Collected data:
'''
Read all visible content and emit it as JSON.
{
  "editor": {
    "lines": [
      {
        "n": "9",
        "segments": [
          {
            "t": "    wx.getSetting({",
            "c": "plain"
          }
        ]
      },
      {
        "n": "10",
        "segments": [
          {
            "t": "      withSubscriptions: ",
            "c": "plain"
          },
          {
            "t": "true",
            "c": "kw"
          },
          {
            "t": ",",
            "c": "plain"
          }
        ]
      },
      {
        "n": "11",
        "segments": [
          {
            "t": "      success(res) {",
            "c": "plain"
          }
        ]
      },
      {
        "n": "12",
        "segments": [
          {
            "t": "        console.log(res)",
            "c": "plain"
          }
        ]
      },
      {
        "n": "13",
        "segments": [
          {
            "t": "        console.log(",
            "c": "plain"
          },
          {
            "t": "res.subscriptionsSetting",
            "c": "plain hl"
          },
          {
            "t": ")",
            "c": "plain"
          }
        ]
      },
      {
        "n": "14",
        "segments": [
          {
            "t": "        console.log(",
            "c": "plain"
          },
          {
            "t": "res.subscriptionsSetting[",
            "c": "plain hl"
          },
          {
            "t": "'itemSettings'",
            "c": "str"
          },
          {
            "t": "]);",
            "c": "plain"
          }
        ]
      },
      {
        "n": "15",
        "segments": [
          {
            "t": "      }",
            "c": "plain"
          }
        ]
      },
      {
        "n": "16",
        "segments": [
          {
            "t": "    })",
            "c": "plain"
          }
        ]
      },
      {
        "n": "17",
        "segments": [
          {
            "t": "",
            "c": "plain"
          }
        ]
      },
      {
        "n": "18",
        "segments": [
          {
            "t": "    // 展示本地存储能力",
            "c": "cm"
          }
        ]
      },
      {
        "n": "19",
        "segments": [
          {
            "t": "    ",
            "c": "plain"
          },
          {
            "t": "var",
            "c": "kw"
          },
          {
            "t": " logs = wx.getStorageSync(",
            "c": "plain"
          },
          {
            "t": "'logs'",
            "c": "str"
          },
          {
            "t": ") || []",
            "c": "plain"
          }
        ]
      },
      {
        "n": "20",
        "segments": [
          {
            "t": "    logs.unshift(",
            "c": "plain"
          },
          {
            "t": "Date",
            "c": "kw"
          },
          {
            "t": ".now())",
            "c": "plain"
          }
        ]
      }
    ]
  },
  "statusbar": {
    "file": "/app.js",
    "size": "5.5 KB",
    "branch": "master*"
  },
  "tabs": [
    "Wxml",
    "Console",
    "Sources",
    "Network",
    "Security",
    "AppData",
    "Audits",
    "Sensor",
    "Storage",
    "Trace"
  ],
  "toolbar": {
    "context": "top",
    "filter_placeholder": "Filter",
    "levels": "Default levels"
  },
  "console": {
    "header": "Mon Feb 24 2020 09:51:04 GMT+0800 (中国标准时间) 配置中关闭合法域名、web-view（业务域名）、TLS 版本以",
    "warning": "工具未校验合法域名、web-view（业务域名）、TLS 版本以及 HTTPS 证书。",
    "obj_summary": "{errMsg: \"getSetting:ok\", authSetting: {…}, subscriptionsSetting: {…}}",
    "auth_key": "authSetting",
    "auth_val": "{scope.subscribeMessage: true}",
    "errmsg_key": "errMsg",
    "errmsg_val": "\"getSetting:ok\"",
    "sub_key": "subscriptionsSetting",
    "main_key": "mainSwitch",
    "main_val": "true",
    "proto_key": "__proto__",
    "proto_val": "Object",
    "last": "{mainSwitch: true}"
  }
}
'''
Stated problem>
Extract each line from the listing above, please, and repeat it exactly.

Complete answer>
Read all visible content and emit it as JSON.
{
  "editor": {
    "lines": [
      {
        "n": "9",
        "segments": [
          {
            "t": "    wx.getSetting({",
            "c": "plain"
          }
        ]
      },
      {
        "n": "10",
        "segments": [
          {
            "t": "      withSubscriptions: ",
            "c": "plain"
          },
          {
            "t": "true",
            "c": "kw"
          },
          {
            "t": ",",
            "c": "plain"
          }
        ]
      },
      {
        "n": "11",
        "segments": [
          {
            "t": "      success(res) {",
            "c": "plain"
          }
        ]
      },
      {
        "n": "12",
        "segments": [
          {
            "t": "        console.log(res)",
            "c": "plain"
          }
        ]
      },
      {
        "n": "13",
        "segments": [
          {
            "t": "        console.log(",
            "c": "plain"
          },
          {
            "t": "res.subscriptionsSetting",
            "c": "plain hl"
          },
          {
            "t": ")",
            "c": "plain"
          }
        ]
      },
      {
        "n": "14",
        "segments": [
          {
            "t": "        console.log(",
            "c": "plain"
          },
          {
            "t": "res.subscriptionsSetting[",
            "c": "plain hl"
          },
          {
            "t": "'itemSettings'",
            "c": "str"
          },
          {
            "t": "]);",
            "c": "plain"
          }
        ]
      },
      {
        "n": "15",
        "segments": [
          {
            "t": "      }",
            "c": "plain"
          }
        ]
      },
      {
        "n": "16",
        "segments": [
          {
            "t": "    })",
            "c": "plain"
          }
        ]
      },
      {
        "n": "17",
        "segments": [
          {
            "t": "",
            "c": "plain"
          }
        ]
      },
      {
        "n": "18",
        "segments": [
          {
            "t": "    // 展示本地存储能力",
            "c": "cm"
          }
        ]
      },
      {
        "n": "19",
        "segments": [
          {
            "t": "    ",
            "c": "plain"
          },
          {
            "t": "var",
            "c": "kw"
          },
          {
            "t": " logs = wx.getStorageSync(",
            "c": "plain"
          },
          {
            "t": "'logs'",
            "c": "str"
          },
          {
            "t": ") || []",
            "c": "plain"
          }
        ]
      },
      {
        "n": "20",
        "segments": [
          {
            "t": "    logs.unshift(",
            "c": "plain"
          },
          {
            "t": "Date",
            "c": "kw"
          },
          {
            "t": ".now())",
            "c": "plain"
          }
        ]
      }
    ]
  },
  "statusbar": {
    "file": "/app.js",
    "size": "5.5 KB",
    "branch": "master*"
  },
  "tabs": [
    "Wxml",
    "Console",
    "Sources",
    "Network",
    "Security",
    "AppData",
    "Audits",
    "Sensor",
    "Storage",
    "Trace"
  ],
  "toolbar": {
    "context": "top",
    "filter_placeholder": "Filter",
    "levels": "Default levels"
  },
  "console": {
    "header": "Mon Feb 24 2020 09:51:04 GMT+0800 (中国标准时间) 配置中关闭合法域名、web-view（业务域名）、TLS 版本以",
    "warning": "工具未校验合法域名、web-view（业务域名）、TLS 版本以及 HTTPS 证书。",
    "obj_summary": "{errMsg: \"getSetting:ok\", authSetting: {…}, subscriptionsSetting: {…}}",
    "auth_key": "authSetting",
    "auth_val": "{scope.subscribeMessage: true}",
    "errmsg_key": "errMsg",
    "errmsg_val": "\"getSetting:ok\"",
    "sub_key": "subscriptionsSetting",
    "main_key": "mainSwitch",
    "main_val": "true",
    "proto_key": "__proto__",
    "proto_val": "Object",
    "last": "{mainSwitch: true}"
  }
}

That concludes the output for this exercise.